Provided data.

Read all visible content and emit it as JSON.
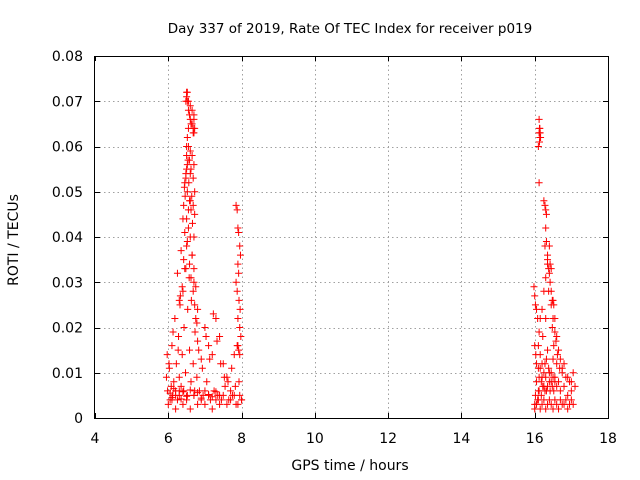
{
  "chart_data": {
    "type": "scatter",
    "title": "Day 337 of 2019, Rate Of TEC Index for receiver p019",
    "xlabel": "GPS time / hours",
    "ylabel": "ROTI / TECUs",
    "xlim": [
      4,
      18
    ],
    "ylim": [
      0,
      0.08
    ],
    "xticks": [
      4,
      6,
      8,
      10,
      12,
      14,
      16,
      18
    ],
    "xtick_labels": [
      "4",
      "6",
      "8",
      "10",
      "12",
      "14",
      "16",
      "18"
    ],
    "yticks": [
      0,
      0.01,
      0.02,
      0.03,
      0.04,
      0.05,
      0.06,
      0.07,
      0.08
    ],
    "ytick_labels": [
      "0",
      "0.01",
      "0.02",
      "0.03",
      "0.04",
      "0.05",
      "0.06",
      "0.07",
      "0.08"
    ],
    "grid": true,
    "marker": "+",
    "color": "#ff0000",
    "series": [
      {
        "name": "ROTI",
        "x": [
          5.95,
          5.98,
          6.02,
          6.05,
          6.08,
          6.1,
          6.12,
          6.15,
          6.18,
          6.2,
          6.22,
          6.25,
          6.28,
          6.3,
          6.32,
          6.35,
          6.38,
          6.4,
          6.42,
          6.45,
          6.47,
          6.5,
          6.52,
          6.55,
          6.58,
          6.6,
          6.62,
          6.65,
          6.68,
          6.7,
          6.72,
          6.75,
          6.78,
          6.8,
          6.85,
          6.9,
          6.95,
          7.0,
          7.05,
          7.1,
          7.15,
          7.2,
          7.25,
          7.3,
          7.35,
          7.4,
          7.45,
          7.5,
          7.55,
          7.6,
          7.65,
          7.7,
          7.75,
          7.8,
          7.85,
          7.9,
          7.95,
          8.0,
          6.0,
          6.1,
          6.2,
          6.3,
          6.4,
          6.5,
          6.6,
          6.7,
          6.8,
          6.9,
          7.0,
          7.1,
          7.2,
          7.3,
          7.4,
          7.5,
          7.6,
          7.7,
          7.8,
          7.9,
          8.0,
          5.97,
          6.03,
          6.13,
          6.27,
          6.33,
          6.43,
          6.53,
          6.57,
          6.63,
          6.73,
          6.83,
          6.93,
          7.03,
          7.13,
          7.23,
          7.33,
          7.43,
          7.53,
          7.63,
          7.73,
          7.83,
          7.93,
          6.25,
          6.3,
          6.35,
          6.38,
          6.42,
          6.45,
          6.48,
          6.5,
          6.52,
          6.55,
          6.58,
          6.6,
          6.62,
          6.65,
          6.68,
          6.7,
          6.72,
          6.75,
          6.78,
          6.8,
          6.4,
          6.42,
          6.44,
          6.46,
          6.48,
          6.5,
          6.52,
          6.54,
          6.56,
          6.58,
          6.6,
          6.62,
          6.64,
          6.66,
          6.68,
          6.7,
          6.72,
          6.45,
          6.48,
          6.5,
          6.52,
          6.55,
          6.58,
          6.6,
          6.62,
          6.65,
          6.68,
          6.7,
          6.72,
          6.5,
          6.52,
          6.55,
          6.6,
          6.65,
          6.68,
          6.7,
          6.72,
          6.48,
          6.5,
          6.52,
          6.55,
          6.6,
          6.65,
          6.7,
          6.5,
          6.52,
          6.55,
          6.58,
          6.62,
          6.68,
          6.7,
          6.05,
          6.1,
          6.15,
          6.2,
          6.3,
          6.35,
          6.4,
          6.5,
          6.6,
          6.7,
          6.8,
          6.9,
          7.0,
          7.1,
          7.2,
          7.3,
          7.4,
          7.85,
          7.88,
          7.9,
          7.92,
          7.95,
          7.97,
          7.9,
          7.92,
          7.85,
          7.88,
          7.93,
          7.96,
          7.9,
          7.95,
          7.98,
          7.88,
          7.92,
          7.95,
          16.0,
          16.02,
          16.05,
          16.08,
          16.1,
          16.12,
          16.15,
          16.18,
          16.2,
          16.22,
          16.25,
          16.28,
          16.3,
          16.32,
          16.35,
          16.38,
          16.4,
          16.42,
          16.45,
          16.48,
          16.5,
          16.52,
          16.55,
          16.58,
          16.6,
          16.62,
          16.65,
          16.68,
          16.7,
          16.75,
          16.8,
          16.85,
          16.9,
          16.95,
          17.0,
          17.05,
          17.1,
          16.0,
          16.05,
          16.1,
          16.15,
          16.2,
          16.25,
          16.3,
          16.35,
          16.4,
          16.45,
          16.5,
          16.55,
          16.6,
          16.65,
          16.7,
          16.75,
          16.8,
          16.85,
          16.9,
          16.95,
          17.0,
          17.05,
          16.05,
          16.1,
          16.12,
          16.15,
          16.2,
          16.25,
          16.3,
          16.35,
          16.4,
          16.45,
          16.5,
          16.55,
          16.6,
          16.65,
          16.7,
          16.75,
          16.8,
          16.9,
          17.0,
          16.1,
          16.12,
          16.15,
          16.18,
          16.2,
          16.22,
          16.25,
          16.28,
          16.3,
          16.32,
          16.35,
          16.38,
          16.4,
          16.42,
          16.45,
          16.48,
          16.5,
          16.52,
          16.55,
          16.6,
          16.12,
          16.13,
          16.14,
          16.15,
          16.13,
          16.12,
          16.14,
          16.16,
          16.13,
          16.1,
          16.12,
          16.25,
          16.28,
          16.3,
          16.32,
          16.3,
          16.28,
          16.35,
          16.32,
          16.35,
          16.38,
          16.4,
          16.42,
          16.45,
          16.48,
          16.5,
          16.55,
          16.52,
          16.45,
          15.98,
          16.0,
          16.02,
          16.05,
          16.08,
          16.0,
          16.03
        ],
        "y": [
          0.009,
          0.006,
          0.012,
          0.004,
          0.007,
          0.016,
          0.005,
          0.008,
          0.022,
          0.006,
          0.012,
          0.004,
          0.018,
          0.009,
          0.025,
          0.007,
          0.014,
          0.028,
          0.006,
          0.033,
          0.01,
          0.038,
          0.005,
          0.042,
          0.015,
          0.048,
          0.008,
          0.036,
          0.012,
          0.03,
          0.006,
          0.022,
          0.009,
          0.017,
          0.006,
          0.013,
          0.005,
          0.02,
          0.008,
          0.016,
          0.004,
          0.014,
          0.006,
          0.022,
          0.005,
          0.018,
          0.004,
          0.012,
          0.007,
          0.009,
          0.004,
          0.006,
          0.005,
          0.014,
          0.003,
          0.016,
          0.005,
          0.004,
          0.003,
          0.004,
          0.002,
          0.005,
          0.003,
          0.004,
          0.002,
          0.005,
          0.003,
          0.004,
          0.003,
          0.005,
          0.002,
          0.004,
          0.003,
          0.005,
          0.003,
          0.004,
          0.005,
          0.003,
          0.004,
          0.014,
          0.011,
          0.019,
          0.015,
          0.027,
          0.02,
          0.024,
          0.031,
          0.026,
          0.019,
          0.015,
          0.011,
          0.018,
          0.013,
          0.023,
          0.017,
          0.012,
          0.009,
          0.008,
          0.011,
          0.007,
          0.008,
          0.032,
          0.026,
          0.037,
          0.029,
          0.035,
          0.041,
          0.033,
          0.044,
          0.039,
          0.046,
          0.034,
          0.04,
          0.031,
          0.036,
          0.028,
          0.033,
          0.025,
          0.029,
          0.021,
          0.024,
          0.044,
          0.047,
          0.051,
          0.049,
          0.053,
          0.055,
          0.05,
          0.057,
          0.052,
          0.048,
          0.054,
          0.046,
          0.049,
          0.043,
          0.047,
          0.04,
          0.045,
          0.052,
          0.054,
          0.058,
          0.056,
          0.06,
          0.057,
          0.059,
          0.055,
          0.058,
          0.053,
          0.056,
          0.05,
          0.06,
          0.062,
          0.064,
          0.066,
          0.065,
          0.063,
          0.067,
          0.064,
          0.07,
          0.071,
          0.072,
          0.07,
          0.069,
          0.068,
          0.066,
          0.072,
          0.07,
          0.068,
          0.067,
          0.065,
          0.064,
          0.063,
          0.0055,
          0.0045,
          0.0065,
          0.005,
          0.006,
          0.0042,
          0.0058,
          0.0048,
          0.0062,
          0.005,
          0.0056,
          0.0044,
          0.006,
          0.0052,
          0.0047,
          0.0058,
          0.005,
          0.047,
          0.046,
          0.042,
          0.041,
          0.038,
          0.036,
          0.034,
          0.032,
          0.03,
          0.028,
          0.026,
          0.024,
          0.022,
          0.02,
          0.018,
          0.016,
          0.015,
          0.014,
          0.003,
          0.005,
          0.008,
          0.004,
          0.011,
          0.006,
          0.014,
          0.005,
          0.009,
          0.018,
          0.007,
          0.012,
          0.022,
          0.006,
          0.015,
          0.028,
          0.01,
          0.034,
          0.008,
          0.02,
          0.013,
          0.025,
          0.009,
          0.017,
          0.012,
          0.014,
          0.008,
          0.011,
          0.006,
          0.01,
          0.007,
          0.009,
          0.005,
          0.008,
          0.006,
          0.01,
          0.007,
          0.002,
          0.003,
          0.004,
          0.002,
          0.003,
          0.004,
          0.002,
          0.003,
          0.004,
          0.003,
          0.002,
          0.004,
          0.003,
          0.002,
          0.004,
          0.003,
          0.003,
          0.004,
          0.002,
          0.003,
          0.004,
          0.003,
          0.012,
          0.016,
          0.019,
          0.022,
          0.024,
          0.028,
          0.031,
          0.035,
          0.038,
          0.033,
          0.026,
          0.022,
          0.018,
          0.015,
          0.013,
          0.011,
          0.012,
          0.009,
          0.008,
          0.006,
          0.009,
          0.011,
          0.008,
          0.012,
          0.007,
          0.01,
          0.006,
          0.009,
          0.013,
          0.007,
          0.011,
          0.008,
          0.006,
          0.01,
          0.007,
          0.009,
          0.006,
          0.008,
          0.007,
          0.063,
          0.064,
          0.062,
          0.063,
          0.061,
          0.066,
          0.064,
          0.062,
          0.063,
          0.06,
          0.052,
          0.048,
          0.047,
          0.046,
          0.045,
          0.042,
          0.038,
          0.036,
          0.039,
          0.034,
          0.033,
          0.032,
          0.03,
          0.028,
          0.026,
          0.022,
          0.019,
          0.016,
          0.025,
          0.029,
          0.027,
          0.025,
          0.024,
          0.022,
          0.016,
          0.014
        ]
      }
    ]
  }
}
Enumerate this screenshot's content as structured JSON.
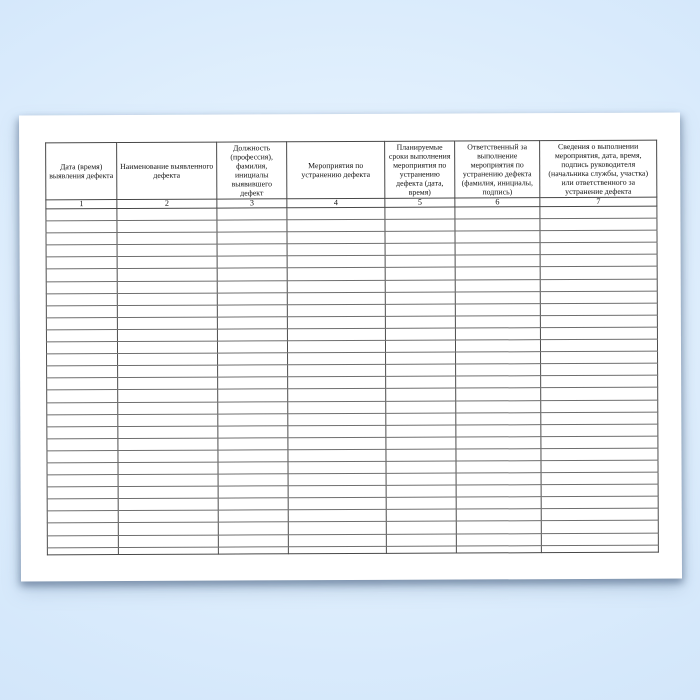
{
  "scene": {
    "background_edge_color": "#cde2f8",
    "background_center_color": "#eff6fe",
    "paper_color": "#ffffff",
    "line_color": "#4e4e4e"
  },
  "table": {
    "column_headers": [
      "Дата (время) выявления дефекта",
      "Наименование выявленного дефекта",
      "Должность (профессия), фамилия, инициалы выявившего дефект",
      "Мероприятия по устранению дефекта",
      "Планируемые сроки выполнения мероприятия по устранению дефекта (дата, время)",
      "Ответственный за выполнение мероприятия по устранению дефекта (фамилия, инициалы, подпись)",
      "Сведения о выполнении мероприятия, дата, время, подпись руководителя (начальника службы, участка) или ответственного за устранение дефекта"
    ],
    "column_numbers": [
      "1",
      "2",
      "3",
      "4",
      "5",
      "6",
      "7"
    ],
    "empty_row_count": 29
  }
}
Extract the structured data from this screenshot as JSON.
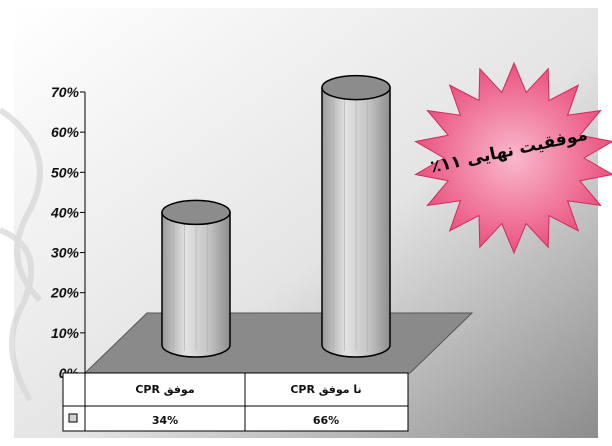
{
  "chart_data": {
    "type": "bar",
    "categories": [
      "موفق CPR",
      "نا موفق CPR"
    ],
    "values": [
      34,
      66
    ],
    "value_labels": [
      "34%",
      "66%"
    ],
    "ylim": [
      0,
      70
    ],
    "yticks": [
      "0%",
      "10%",
      "20%",
      "30%",
      "40%",
      "50%",
      "60%",
      "70%"
    ],
    "legend": "data table below plot",
    "colors": {
      "bar": "#c8c8c8",
      "floor": "#8a8a8a",
      "burst": "#e8507a"
    }
  },
  "callout": {
    "line1": "موفقیت نهایی ۱۱٪"
  }
}
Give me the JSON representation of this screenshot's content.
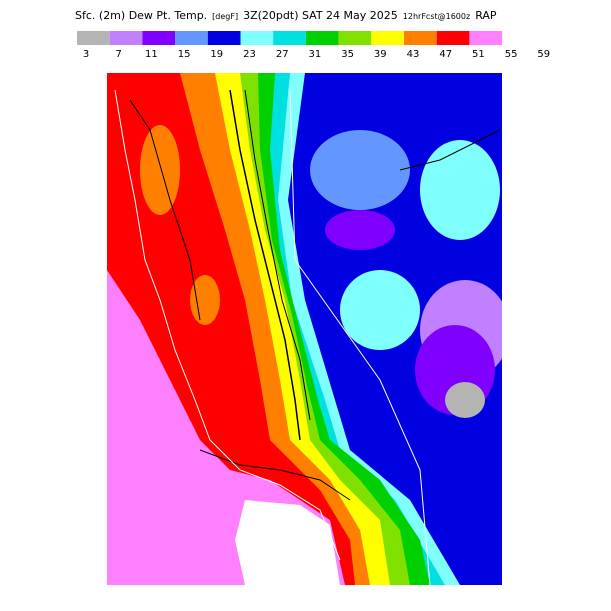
{
  "header": {
    "title": "Sfc. (2m) Dew Pt. Temp.",
    "units": "[degF]",
    "valid": "3Z(20pdt) SAT 24 May 2025",
    "forecast": "12hrFcst@1600z",
    "model": "RAP"
  },
  "colorbar": {
    "labels": [
      3,
      7,
      11,
      15,
      19,
      23,
      27,
      31,
      35,
      39,
      43,
      47,
      51,
      55,
      59
    ],
    "colors": [
      "#b4b4b4",
      "#c080ff",
      "#8000ff",
      "#6496ff",
      "#0000e0",
      "#80ffff",
      "#00e0e0",
      "#00d000",
      "#80e000",
      "#ffff00",
      "#ff8000",
      "#ff0000",
      "#ff80ff"
    ]
  }
}
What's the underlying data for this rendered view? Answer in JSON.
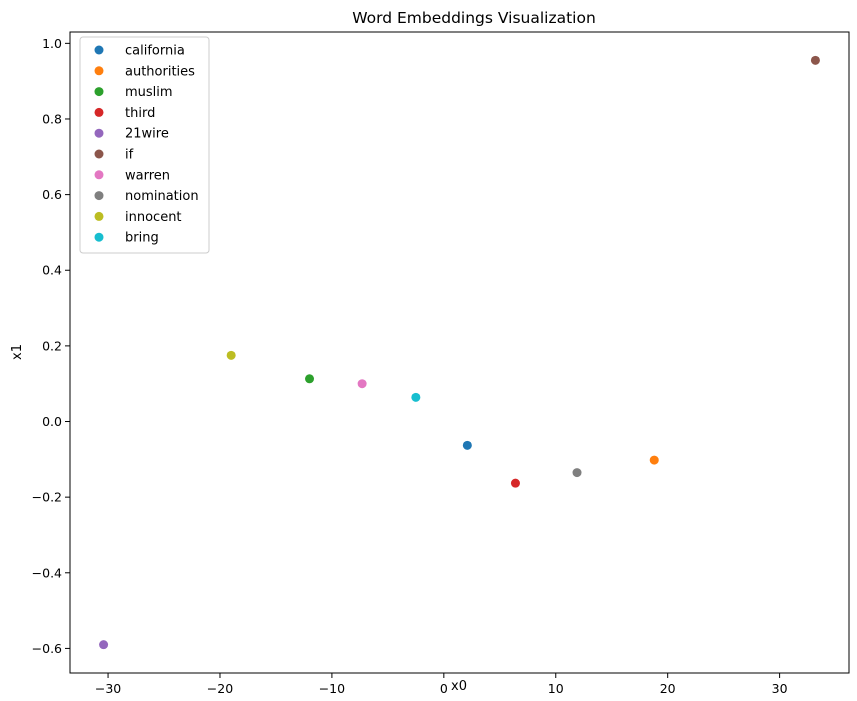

What is being asked. Identify all lines in the records above with the word "this".

Task output.
Enumerate this screenshot's content as structured JSON.
Extract the structured data from this screenshot as JSON.
Give me the JSON representation of this screenshot's content.
What's the underlying data for this rendered view? Answer in JSON.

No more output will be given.